◆ 原文段落:
转基因大豆及其制品二重荧光定量PCR的建立与验证

研究选用花椰菜花叶病毒35S启动子(P-35S)和根癌农杆菌胭脂碱合成酶基因终止子(T-NOS)为靶标基因,运用多重实时荧光PCR技术对转基因大豆及其制品进行快速筛选检测。实验通过样品核酸提取与质控,多重引物及荧光探针的设计与筛选,反应条件和反应体系的对比优化,摸索出二重荧光定量PCR检测的最佳反应体系。同时通过特异性、重复性、灵敏性和适用性实验验证,确保了该方法在同时检测2个靶标基因时,无荧光信号的相互干扰,不会出现假阴性和假阳性结果。结果表明,方法特异性高,可同时筛查两个靶标基因,扩增效率在90%~110%之间,标准曲线决定系数R²>0.98,确定了最低检测限为2拷贝/μL。开发和建立的二重荧光定量PCR检测技术可以实现一管多检的实际需要,降低试剂成本,缩短检测时间,为大豆及其深加工产品转基因成分的快速检测提供了有效方法,为促进食品进出口提供技术保障。

Establishment and verified of a duplex fluorescence quantitative PCR for screening of genetically modified soybeans and products

Duplex real-time fluorescent polymerase chain reaction technique(polymerase chain reaction,PCR)with simultaneous detection two target genes was established to screening genetically modified soybeans and deeply processed products. Multiplex primers and fluorescent probes based on the commonly used exogenous sequence of cauliflower mosaic virus 35S promoter(P-35S),Agrobacterium tumefaciens nopaline synthase terminator(T-NOS)was designed,reaction conditions and reaction systems was optimized,specificity of the duplex systems,the repeatability,sensitivity and applicability was validated to ensure two target genes could be detected with this method at the same time,with out the interference of fluorescent signals and false negative and positive results. The results indicated this method was repeatable,special and sensitive. The efficiency of amplification was between 90% and 110%,and the correlation coefficient of the standard curve R2 was greater than 0.98. The determined limits for the multiplex qPCR assays was 2 copies/μL in soybean samples. This study could be widely used screening detection of genetically modified soybeans and deeply processed products with the litter reagent cost and the shorter testing time in import and export. In turn,it would provide technical guarantee for the promotion of agricultural products and food exports.

◆ 显示信息:
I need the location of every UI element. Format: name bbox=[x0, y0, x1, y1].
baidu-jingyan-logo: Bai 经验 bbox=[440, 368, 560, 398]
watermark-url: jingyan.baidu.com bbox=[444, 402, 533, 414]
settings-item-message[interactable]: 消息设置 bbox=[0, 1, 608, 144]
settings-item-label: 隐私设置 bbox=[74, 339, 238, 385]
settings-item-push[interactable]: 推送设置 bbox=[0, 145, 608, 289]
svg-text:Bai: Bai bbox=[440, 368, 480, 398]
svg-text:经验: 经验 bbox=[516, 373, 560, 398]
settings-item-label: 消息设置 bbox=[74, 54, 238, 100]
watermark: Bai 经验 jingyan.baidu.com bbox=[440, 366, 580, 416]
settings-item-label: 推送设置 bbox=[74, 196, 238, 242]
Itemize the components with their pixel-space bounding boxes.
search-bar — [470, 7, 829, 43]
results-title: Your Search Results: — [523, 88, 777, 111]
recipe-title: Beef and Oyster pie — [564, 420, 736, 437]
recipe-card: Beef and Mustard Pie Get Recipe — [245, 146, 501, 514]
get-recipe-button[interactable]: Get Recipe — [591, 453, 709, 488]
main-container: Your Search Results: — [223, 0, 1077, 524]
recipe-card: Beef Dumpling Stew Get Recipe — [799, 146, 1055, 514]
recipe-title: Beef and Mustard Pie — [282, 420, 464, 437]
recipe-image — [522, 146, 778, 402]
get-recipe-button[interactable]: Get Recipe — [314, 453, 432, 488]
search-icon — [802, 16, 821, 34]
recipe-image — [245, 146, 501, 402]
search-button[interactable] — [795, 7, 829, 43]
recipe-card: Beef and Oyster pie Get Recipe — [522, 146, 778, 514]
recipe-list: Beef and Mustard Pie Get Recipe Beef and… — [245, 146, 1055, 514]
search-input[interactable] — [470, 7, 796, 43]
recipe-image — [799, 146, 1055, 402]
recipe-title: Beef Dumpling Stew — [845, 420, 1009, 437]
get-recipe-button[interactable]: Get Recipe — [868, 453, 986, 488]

◆ 练习目标: 请修改原文段落中从“研究选用花椰菜花叶病毒35S”到“促进食品进出口提供技术保障。”的部分，将其中的“最低检测限”改为“检出限”后完整写出。

◆ 答案:
研究选用花椰菜花叶病毒35S启动子(P-35S)和根癌农杆菌胭脂碱合成酶基因终止子(T-NOS)为靶标基因,运用多重实时荧光PCR技术对转基因大豆及其制品进行快速筛选检测。实验通过样品核酸提取与质控,多重引物及荧光探针的设计与筛选,反应条件和反应体系的对比优化,摸索出二重荧光定量PCR检测的最佳反应体系。同时通过特异性、重复性、灵敏性和适用性实验验证,确保了该方法在同时检测2个靶标基因时,无荧光信号的相互干扰,不会出现假阴性和假阳性结果。结果表明,方法特异性高,可同时筛查两个靶标基因,扩增效率在90%~110%之间,标准曲线决定系数R²>0.98,确定了检出限为2拷贝/μL。开发和建立的二重荧光定量PCR检测技术可以实现一管多检的实际需要,降低试剂成本,缩短检测时间,为大豆及其深加工产品转基因成分的快速检测提供了有效方法,为促进食品进出口提供技术保障。